Directions for this task: Each record is to be printed again precisely as it reads.

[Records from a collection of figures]
┄┄┄┄┄┄

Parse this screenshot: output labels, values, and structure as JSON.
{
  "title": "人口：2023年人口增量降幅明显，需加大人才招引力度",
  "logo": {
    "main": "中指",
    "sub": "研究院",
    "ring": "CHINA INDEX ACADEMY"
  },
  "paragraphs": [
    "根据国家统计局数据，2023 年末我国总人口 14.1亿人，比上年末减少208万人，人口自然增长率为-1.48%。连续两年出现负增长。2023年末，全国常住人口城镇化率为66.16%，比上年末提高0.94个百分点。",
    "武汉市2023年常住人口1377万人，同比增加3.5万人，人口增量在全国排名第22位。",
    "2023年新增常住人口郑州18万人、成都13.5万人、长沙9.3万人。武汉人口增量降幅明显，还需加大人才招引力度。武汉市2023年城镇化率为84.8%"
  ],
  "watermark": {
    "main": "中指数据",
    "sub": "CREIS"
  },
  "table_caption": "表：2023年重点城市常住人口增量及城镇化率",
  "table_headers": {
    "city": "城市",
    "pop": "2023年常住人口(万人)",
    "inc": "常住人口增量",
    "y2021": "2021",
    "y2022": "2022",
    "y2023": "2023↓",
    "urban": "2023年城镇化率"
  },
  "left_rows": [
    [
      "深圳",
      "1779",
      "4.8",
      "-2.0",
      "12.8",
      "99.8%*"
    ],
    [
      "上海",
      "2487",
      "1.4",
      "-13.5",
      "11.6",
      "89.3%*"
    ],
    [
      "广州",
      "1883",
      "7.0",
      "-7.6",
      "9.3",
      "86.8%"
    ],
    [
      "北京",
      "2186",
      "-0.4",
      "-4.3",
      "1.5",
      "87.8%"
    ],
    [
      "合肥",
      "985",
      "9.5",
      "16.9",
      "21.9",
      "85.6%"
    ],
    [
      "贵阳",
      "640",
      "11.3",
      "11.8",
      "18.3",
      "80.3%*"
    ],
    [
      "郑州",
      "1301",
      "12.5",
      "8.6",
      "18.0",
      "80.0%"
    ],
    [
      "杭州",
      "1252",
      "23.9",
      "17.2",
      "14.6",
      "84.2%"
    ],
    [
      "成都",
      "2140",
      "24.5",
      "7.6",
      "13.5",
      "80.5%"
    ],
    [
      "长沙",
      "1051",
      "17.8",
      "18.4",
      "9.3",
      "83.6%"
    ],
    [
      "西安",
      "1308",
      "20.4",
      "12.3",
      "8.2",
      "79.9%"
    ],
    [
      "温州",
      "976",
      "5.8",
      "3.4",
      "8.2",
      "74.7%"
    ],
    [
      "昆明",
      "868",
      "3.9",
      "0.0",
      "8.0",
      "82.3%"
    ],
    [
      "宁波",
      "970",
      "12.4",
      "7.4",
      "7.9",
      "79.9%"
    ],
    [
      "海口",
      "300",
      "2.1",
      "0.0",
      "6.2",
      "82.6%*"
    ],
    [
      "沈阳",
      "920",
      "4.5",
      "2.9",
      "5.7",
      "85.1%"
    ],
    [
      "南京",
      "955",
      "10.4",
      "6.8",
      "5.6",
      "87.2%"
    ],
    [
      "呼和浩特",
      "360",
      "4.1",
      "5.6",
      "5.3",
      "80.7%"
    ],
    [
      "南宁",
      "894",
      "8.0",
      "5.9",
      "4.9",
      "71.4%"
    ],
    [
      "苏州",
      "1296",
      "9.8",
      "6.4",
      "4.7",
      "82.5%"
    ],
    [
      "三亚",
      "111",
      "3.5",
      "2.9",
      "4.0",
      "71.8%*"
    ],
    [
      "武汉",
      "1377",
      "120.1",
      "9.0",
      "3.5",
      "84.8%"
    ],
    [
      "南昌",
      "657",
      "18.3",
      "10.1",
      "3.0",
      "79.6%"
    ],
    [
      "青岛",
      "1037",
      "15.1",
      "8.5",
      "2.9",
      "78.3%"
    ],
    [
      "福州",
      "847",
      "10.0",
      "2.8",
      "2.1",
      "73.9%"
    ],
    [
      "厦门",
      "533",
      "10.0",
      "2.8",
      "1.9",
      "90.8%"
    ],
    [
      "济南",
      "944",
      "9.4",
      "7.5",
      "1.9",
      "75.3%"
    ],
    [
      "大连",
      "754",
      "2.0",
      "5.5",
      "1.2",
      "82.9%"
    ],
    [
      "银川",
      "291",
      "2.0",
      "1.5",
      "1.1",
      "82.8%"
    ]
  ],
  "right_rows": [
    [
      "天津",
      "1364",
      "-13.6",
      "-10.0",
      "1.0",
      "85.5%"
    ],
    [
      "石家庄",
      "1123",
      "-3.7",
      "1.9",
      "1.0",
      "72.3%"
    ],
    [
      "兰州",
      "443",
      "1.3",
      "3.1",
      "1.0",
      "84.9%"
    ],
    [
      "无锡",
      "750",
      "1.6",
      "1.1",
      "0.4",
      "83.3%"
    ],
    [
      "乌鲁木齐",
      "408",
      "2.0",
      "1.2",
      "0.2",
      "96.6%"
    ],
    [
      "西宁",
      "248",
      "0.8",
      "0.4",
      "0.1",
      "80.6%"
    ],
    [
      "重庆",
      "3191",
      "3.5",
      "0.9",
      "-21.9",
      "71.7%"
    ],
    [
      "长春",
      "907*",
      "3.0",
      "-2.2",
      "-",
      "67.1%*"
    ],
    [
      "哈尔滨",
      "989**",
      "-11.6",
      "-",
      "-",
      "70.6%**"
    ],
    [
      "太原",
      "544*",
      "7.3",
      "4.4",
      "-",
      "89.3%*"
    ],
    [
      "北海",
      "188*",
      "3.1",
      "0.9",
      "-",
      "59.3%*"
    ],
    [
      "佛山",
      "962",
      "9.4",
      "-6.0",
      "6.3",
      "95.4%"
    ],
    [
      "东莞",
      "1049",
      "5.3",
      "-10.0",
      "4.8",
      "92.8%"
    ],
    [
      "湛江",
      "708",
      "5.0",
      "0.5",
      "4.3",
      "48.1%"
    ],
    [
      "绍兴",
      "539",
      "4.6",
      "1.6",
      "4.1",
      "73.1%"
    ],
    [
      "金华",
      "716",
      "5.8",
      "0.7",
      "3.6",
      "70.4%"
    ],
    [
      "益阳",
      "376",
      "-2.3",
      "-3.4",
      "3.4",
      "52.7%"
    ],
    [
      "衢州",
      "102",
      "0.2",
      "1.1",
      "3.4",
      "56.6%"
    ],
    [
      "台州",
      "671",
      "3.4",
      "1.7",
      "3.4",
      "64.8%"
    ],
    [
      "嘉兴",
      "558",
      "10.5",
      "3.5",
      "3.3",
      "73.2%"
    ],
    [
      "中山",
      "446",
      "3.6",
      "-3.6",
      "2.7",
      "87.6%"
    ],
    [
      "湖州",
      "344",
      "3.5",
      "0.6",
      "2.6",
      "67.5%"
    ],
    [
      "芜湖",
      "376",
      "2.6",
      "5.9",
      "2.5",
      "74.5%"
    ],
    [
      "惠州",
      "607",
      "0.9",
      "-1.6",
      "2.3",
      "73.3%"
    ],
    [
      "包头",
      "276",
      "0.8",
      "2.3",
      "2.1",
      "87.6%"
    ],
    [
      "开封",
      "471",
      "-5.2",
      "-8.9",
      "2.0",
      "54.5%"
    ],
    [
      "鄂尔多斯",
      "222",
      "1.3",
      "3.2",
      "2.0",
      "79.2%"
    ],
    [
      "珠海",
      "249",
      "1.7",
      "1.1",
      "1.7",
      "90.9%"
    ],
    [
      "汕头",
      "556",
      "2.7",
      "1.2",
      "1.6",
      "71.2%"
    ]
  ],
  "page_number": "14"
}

┄┄┄┄┄┄

Correct answer:
Parse this screenshot: output labels, values, and structure as JSON.
{
  "title": "人口：2023年人口增量降幅明显，需加大人才招引力度",
  "logo": {
    "main": "中指",
    "sub": "研究院",
    "ring": "CHINA INDEX ACADEMY"
  },
  "paragraphs": [
    "根据国家统计局数据，2023 年末我国总人口 14.1亿人，比上年末减少208万人，人口自然增长率为-1.48%。连续两年出现负增长。2023年末，全国常住人口城镇化率为66.16%，比上年末提高0.94个百分点。",
    "武汉市2023年常住人口1377万人，同比增加3.5万人，人口增量在全国排名第22位。",
    "2023年新增常住人口郑州18万人、成都13.5万人、长沙9.3万人。武汉人口增量降幅明显，还需加大人才招引力度。武汉市2023年城镇化率为84.8%"
  ],
  "watermark": {
    "main": "中指数据",
    "sub": "CREIS"
  },
  "table_caption": "表：2023年重点城市常住人口增量及城镇化率",
  "table_headers": {
    "city": "城市",
    "pop": "2023年常住人口(万人)",
    "inc": "常住人口增量",
    "y2021": "2021",
    "y2022": "2022",
    "y2023": "2023↓",
    "urban": "2023年城镇化率"
  },
  "left_rows": [
    [
      "深圳",
      "1779",
      "4.8",
      "-2.0",
      "12.8",
      "99.8%*"
    ],
    [
      "上海",
      "2487",
      "1.4",
      "-13.5",
      "11.6",
      "89.3%*"
    ],
    [
      "广州",
      "1883",
      "7.0",
      "-7.6",
      "9.3",
      "86.8%"
    ],
    [
      "北京",
      "2186",
      "-0.4",
      "-4.3",
      "1.5",
      "87.8%"
    ],
    [
      "合肥",
      "985",
      "9.5",
      "16.9",
      "21.9",
      "85.6%"
    ],
    [
      "贵阳",
      "640",
      "11.3",
      "11.8",
      "18.3",
      "80.3%*"
    ],
    [
      "郑州",
      "1301",
      "12.5",
      "8.6",
      "18.0",
      "80.0%"
    ],
    [
      "杭州",
      "1252",
      "23.9",
      "17.2",
      "14.6",
      "84.2%"
    ],
    [
      "成都",
      "2140",
      "24.5",
      "7.6",
      "13.5",
      "80.5%"
    ],
    [
      "长沙",
      "1051",
      "17.8",
      "18.4",
      "9.3",
      "83.6%"
    ],
    [
      "西安",
      "1308",
      "20.4",
      "12.3",
      "8.2",
      "79.9%"
    ],
    [
      "温州",
      "976",
      "5.8",
      "3.4",
      "8.2",
      "74.7%"
    ],
    [
      "昆明",
      "868",
      "3.9",
      "0.0",
      "8.0",
      "82.3%"
    ],
    [
      "宁波",
      "970",
      "12.4",
      "7.4",
      "7.9",
      "79.9%"
    ],
    [
      "海口",
      "300",
      "2.1",
      "0.0",
      "6.2",
      "82.6%*"
    ],
    [
      "沈阳",
      "920",
      "4.5",
      "2.9",
      "5.7",
      "85.1%"
    ],
    [
      "南京",
      "955",
      "10.4",
      "6.8",
      "5.6",
      "87.2%"
    ],
    [
      "呼和浩特",
      "360",
      "4.1",
      "5.6",
      "5.3",
      "80.7%"
    ],
    [
      "南宁",
      "894",
      "8.0",
      "5.9",
      "4.9",
      "71.4%"
    ],
    [
      "苏州",
      "1296",
      "9.8",
      "6.4",
      "4.7",
      "82.5%"
    ],
    [
      "三亚",
      "111",
      "3.5",
      "2.9",
      "4.0",
      "71.8%*"
    ],
    [
      "武汉",
      "1377",
      "120.1",
      "9.0",
      "3.5",
      "84.8%"
    ],
    [
      "南昌",
      "657",
      "18.3",
      "10.1",
      "3.0",
      "79.6%"
    ],
    [
      "青岛",
      "1037",
      "15.1",
      "8.5",
      "2.9",
      "78.3%"
    ],
    [
      "福州",
      "847",
      "10.0",
      "2.8",
      "2.1",
      "73.9%"
    ],
    [
      "厦门",
      "533",
      "10.0",
      "2.8",
      "1.9",
      "90.8%"
    ],
    [
      "济南",
      "944",
      "9.4",
      "7.5",
      "1.9",
      "75.3%"
    ],
    [
      "大连",
      "754",
      "2.0",
      "5.5",
      "1.2",
      "82.9%"
    ],
    [
      "银川",
      "291",
      "2.0",
      "1.5",
      "1.1",
      "82.8%"
    ]
  ],
  "right_rows": [
    [
      "天津",
      "1364",
      "-13.6",
      "-10.0",
      "1.0",
      "85.5%"
    ],
    [
      "石家庄",
      "1123",
      "-3.7",
      "1.9",
      "1.0",
      "72.3%"
    ],
    [
      "兰州",
      "443",
      "1.3",
      "3.1",
      "1.0",
      "84.9%"
    ],
    [
      "无锡",
      "750",
      "1.6",
      "1.1",
      "0.4",
      "83.3%"
    ],
    [
      "乌鲁木齐",
      "408",
      "2.0",
      "1.2",
      "0.2",
      "96.6%"
    ],
    [
      "西宁",
      "248",
      "0.8",
      "0.4",
      "0.1",
      "80.6%"
    ],
    [
      "重庆",
      "3191",
      "3.5",
      "0.9",
      "-21.9",
      "71.7%"
    ],
    [
      "长春",
      "907*",
      "3.0",
      "-2.2",
      "-",
      "67.1%*"
    ],
    [
      "哈尔滨",
      "989**",
      "-11.6",
      "-",
      "-",
      "70.6%**"
    ],
    [
      "太原",
      "544*",
      "7.3",
      "4.4",
      "-",
      "89.3%*"
    ],
    [
      "北海",
      "188*",
      "3.1",
      "0.9",
      "-",
      "59.3%*"
    ],
    [
      "佛山",
      "962",
      "9.4",
      "-6.0",
      "6.3",
      "95.4%"
    ],
    [
      "东莞",
      "1049",
      "5.3",
      "-10.0",
      "4.8",
      "92.8%"
    ],
    [
      "湛江",
      "708",
      "5.0",
      "0.5",
      "4.3",
      "48.1%"
    ],
    [
      "绍兴",
      "539",
      "4.6",
      "1.6",
      "4.1",
      "73.1%"
    ],
    [
      "金华",
      "716",
      "5.8",
      "0.7",
      "3.6",
      "70.4%"
    ],
    [
      "益阳",
      "376",
      "-2.3",
      "-3.4",
      "3.4",
      "52.7%"
    ],
    [
      "衢州",
      "102",
      "0.2",
      "1.1",
      "3.4",
      "56.6%"
    ],
    [
      "台州",
      "671",
      "3.4",
      "1.7",
      "3.4",
      "64.8%"
    ],
    [
      "嘉兴",
      "558",
      "10.5",
      "3.5",
      "3.3",
      "73.2%"
    ],
    [
      "中山",
      "446",
      "3.6",
      "-3.6",
      "2.7",
      "87.6%"
    ],
    [
      "湖州",
      "344",
      "3.5",
      "0.6",
      "2.6",
      "67.5%"
    ],
    [
      "芜湖",
      "376",
      "2.6",
      "5.9",
      "2.5",
      "74.5%"
    ],
    [
      "惠州",
      "607",
      "0.9",
      "-1.6",
      "2.3",
      "73.3%"
    ],
    [
      "包头",
      "276",
      "0.8",
      "2.3",
      "2.1",
      "87.6%"
    ],
    [
      "开封",
      "471",
      "-5.2",
      "-8.9",
      "2.0",
      "54.5%"
    ],
    [
      "鄂尔多斯",
      "222",
      "1.3",
      "3.2",
      "2.0",
      "79.2%"
    ],
    [
      "珠海",
      "249",
      "1.7",
      "1.1",
      "1.7",
      "90.9%"
    ],
    [
      "汕头",
      "556",
      "2.7",
      "1.2",
      "1.6",
      "71.2%"
    ]
  ],
  "page_number": "14"
}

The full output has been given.